:: LISTING ::

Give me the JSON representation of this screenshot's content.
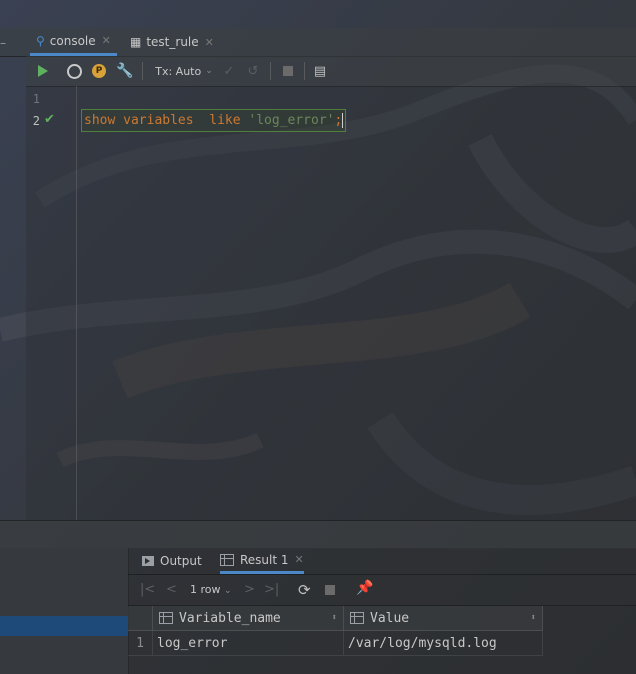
{
  "editor_tabs": [
    {
      "label": "console",
      "icon": "console-icon",
      "active": true
    },
    {
      "label": "test_rule",
      "icon": "table-icon",
      "active": false
    }
  ],
  "toolbar": {
    "tx_mode": "Tx: Auto"
  },
  "editor": {
    "line_numbers": [
      "1",
      "2"
    ],
    "code_tokens": {
      "kw1": "show",
      "kw2": "variables",
      "kw3": "like",
      "str": "'log_error'",
      "end": ";"
    }
  },
  "services": {
    "tabs": [
      {
        "label": "Output",
        "icon": "output-icon",
        "active": false
      },
      {
        "label": "Result 1",
        "icon": "table-icon",
        "active": true
      }
    ],
    "rows_label": "1 row"
  },
  "result_grid": {
    "columns": [
      "Variable_name",
      "Value"
    ],
    "rows": [
      {
        "num": "1",
        "cells": [
          "log_error",
          "/var/log/mysqld.log"
        ]
      }
    ]
  },
  "colors": {
    "accent": "#4a88c7",
    "keyword": "#cc7832",
    "string": "#6a8759",
    "run": "#5fb05f"
  }
}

:::

TASK REQUIREMENTS » Without the pictures, write out all of the material exactly.

IN RESPONSE »
Give me the JSON representation of this screenshot's content.
{
  "editor_tabs": [
    {
      "label": "console",
      "icon": "console-icon",
      "active": true
    },
    {
      "label": "test_rule",
      "icon": "table-icon",
      "active": false
    }
  ],
  "toolbar": {
    "tx_mode": "Tx: Auto"
  },
  "editor": {
    "line_numbers": [
      "1",
      "2"
    ],
    "code_tokens": {
      "kw1": "show",
      "kw2": "variables",
      "kw3": "like",
      "str": "'log_error'",
      "end": ";"
    }
  },
  "services": {
    "tabs": [
      {
        "label": "Output",
        "icon": "output-icon",
        "active": false
      },
      {
        "label": "Result 1",
        "icon": "table-icon",
        "active": true
      }
    ],
    "rows_label": "1 row"
  },
  "result_grid": {
    "columns": [
      "Variable_name",
      "Value"
    ],
    "rows": [
      {
        "num": "1",
        "cells": [
          "log_error",
          "/var/log/mysqld.log"
        ]
      }
    ]
  },
  "colors": {
    "accent": "#4a88c7",
    "keyword": "#cc7832",
    "string": "#6a8759",
    "run": "#5fb05f"
  }
}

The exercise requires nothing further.